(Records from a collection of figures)
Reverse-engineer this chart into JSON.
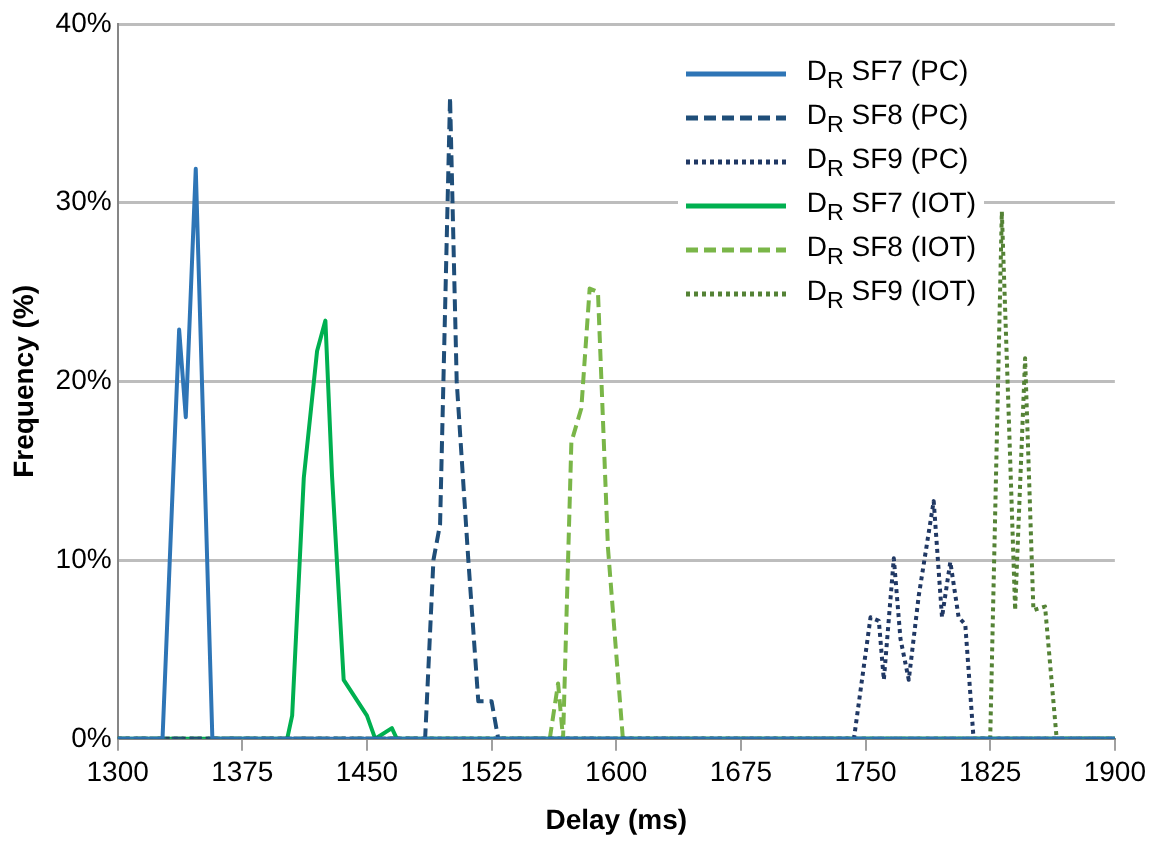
{
  "chart_data": {
    "type": "line",
    "xlabel": "Delay (ms)",
    "ylabel": "Frequency (%)",
    "xlim": [
      1300,
      1900
    ],
    "xticks": [
      1300,
      1375,
      1450,
      1525,
      1600,
      1675,
      1750,
      1825,
      1900
    ],
    "ylim": [
      0,
      40
    ],
    "yticks": [
      {
        "value": 0,
        "label": "0%"
      },
      {
        "value": 10,
        "label": "10%"
      },
      {
        "value": 20,
        "label": "20%"
      },
      {
        "value": 30,
        "label": "30%"
      },
      {
        "value": 40,
        "label": "40%"
      }
    ],
    "grid": "y",
    "legend": "top right",
    "marker": "none",
    "series": [
      {
        "name": "D$_{R}$ SF7 (PC)",
        "color": "#2e75b6",
        "line_style": "solid",
        "x": [
          1300,
          1327,
          1337,
          1341,
          1347,
          1357,
          1900
        ],
        "values": [
          0,
          0,
          22.9,
          18,
          31.9,
          0,
          0
        ]
      },
      {
        "name": "D$_{R}$ SF8 (PC)",
        "color": "#1f4e79",
        "line_style": "dashed",
        "x": [
          1300,
          1485,
          1490,
          1494,
          1500,
          1504,
          1511,
          1517,
          1525,
          1529,
          1900
        ],
        "values": [
          0,
          0,
          10,
          12,
          35.9,
          20,
          10,
          2.1,
          2.1,
          0,
          0
        ]
      },
      {
        "name": "D$_{R}$ SF9 (PC)",
        "color": "#203864",
        "line_style": "dotted",
        "x": [
          1300,
          1743,
          1753,
          1758,
          1761,
          1767,
          1771,
          1776,
          1782,
          1791,
          1796,
          1801,
          1806,
          1810,
          1815,
          1900
        ],
        "values": [
          0,
          0,
          6.8,
          6.6,
          3.3,
          10.1,
          5.6,
          3.3,
          8,
          13.3,
          6.8,
          9.9,
          6.8,
          6.4,
          0,
          0
        ]
      },
      {
        "name": "D$_{R}$ SF7 (IOT)",
        "color": "#00b050",
        "line_style": "solid",
        "x": [
          1300,
          1402,
          1405,
          1412,
          1420,
          1425,
          1429,
          1436,
          1450,
          1455,
          1465,
          1468,
          1900
        ],
        "values": [
          0,
          0,
          1.3,
          14.6,
          21.7,
          23.4,
          14.7,
          3.3,
          1.3,
          0,
          0.6,
          0,
          0
        ]
      },
      {
        "name": "D$_{R}$ SF8 (IOT)",
        "color": "#7ab648",
        "line_style": "dashed",
        "x": [
          1300,
          1560,
          1565,
          1568,
          1573,
          1579,
          1584,
          1589,
          1595,
          1604,
          1900
        ],
        "values": [
          0,
          0,
          3.1,
          0,
          16.6,
          18.5,
          25.2,
          25,
          10.7,
          0,
          0
        ]
      },
      {
        "name": "D$_{R}$ SF9 (IOT)",
        "color": "#548235",
        "line_style": "dotted",
        "x": [
          1300,
          1825,
          1832,
          1836,
          1840,
          1846,
          1851,
          1858,
          1865,
          1900
        ],
        "values": [
          0,
          0,
          29.5,
          18.5,
          7.2,
          21.3,
          7.2,
          7.4,
          0,
          0
        ]
      }
    ]
  }
}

STATED GOAL: Leave out the pictures and give the listing above again exactly.

EXPECTED ANSWER:
Reverse-engineer this chart into JSON.
{
  "chart_data": {
    "type": "line",
    "xlabel": "Delay (ms)",
    "ylabel": "Frequency (%)",
    "xlim": [
      1300,
      1900
    ],
    "xticks": [
      1300,
      1375,
      1450,
      1525,
      1600,
      1675,
      1750,
      1825,
      1900
    ],
    "ylim": [
      0,
      40
    ],
    "yticks": [
      {
        "value": 0,
        "label": "0%"
      },
      {
        "value": 10,
        "label": "10%"
      },
      {
        "value": 20,
        "label": "20%"
      },
      {
        "value": 30,
        "label": "30%"
      },
      {
        "value": 40,
        "label": "40%"
      }
    ],
    "grid": "y",
    "legend": "top right",
    "marker": "none",
    "series": [
      {
        "name": "D$_{R}$ SF7 (PC)",
        "color": "#2e75b6",
        "line_style": "solid",
        "x": [
          1300,
          1327,
          1337,
          1341,
          1347,
          1357,
          1900
        ],
        "values": [
          0,
          0,
          22.9,
          18,
          31.9,
          0,
          0
        ]
      },
      {
        "name": "D$_{R}$ SF8 (PC)",
        "color": "#1f4e79",
        "line_style": "dashed",
        "x": [
          1300,
          1485,
          1490,
          1494,
          1500,
          1504,
          1511,
          1517,
          1525,
          1529,
          1900
        ],
        "values": [
          0,
          0,
          10,
          12,
          35.9,
          20,
          10,
          2.1,
          2.1,
          0,
          0
        ]
      },
      {
        "name": "D$_{R}$ SF9 (PC)",
        "color": "#203864",
        "line_style": "dotted",
        "x": [
          1300,
          1743,
          1753,
          1758,
          1761,
          1767,
          1771,
          1776,
          1782,
          1791,
          1796,
          1801,
          1806,
          1810,
          1815,
          1900
        ],
        "values": [
          0,
          0,
          6.8,
          6.6,
          3.3,
          10.1,
          5.6,
          3.3,
          8,
          13.3,
          6.8,
          9.9,
          6.8,
          6.4,
          0,
          0
        ]
      },
      {
        "name": "D$_{R}$ SF7 (IOT)",
        "color": "#00b050",
        "line_style": "solid",
        "x": [
          1300,
          1402,
          1405,
          1412,
          1420,
          1425,
          1429,
          1436,
          1450,
          1455,
          1465,
          1468,
          1900
        ],
        "values": [
          0,
          0,
          1.3,
          14.6,
          21.7,
          23.4,
          14.7,
          3.3,
          1.3,
          0,
          0.6,
          0,
          0
        ]
      },
      {
        "name": "D$_{R}$ SF8 (IOT)",
        "color": "#7ab648",
        "line_style": "dashed",
        "x": [
          1300,
          1560,
          1565,
          1568,
          1573,
          1579,
          1584,
          1589,
          1595,
          1604,
          1900
        ],
        "values": [
          0,
          0,
          3.1,
          0,
          16.6,
          18.5,
          25.2,
          25,
          10.7,
          0,
          0
        ]
      },
      {
        "name": "D$_{R}$ SF9 (IOT)",
        "color": "#548235",
        "line_style": "dotted",
        "x": [
          1300,
          1825,
          1832,
          1836,
          1840,
          1846,
          1851,
          1858,
          1865,
          1900
        ],
        "values": [
          0,
          0,
          29.5,
          18.5,
          7.2,
          21.3,
          7.2,
          7.4,
          0,
          0
        ]
      }
    ]
  }
}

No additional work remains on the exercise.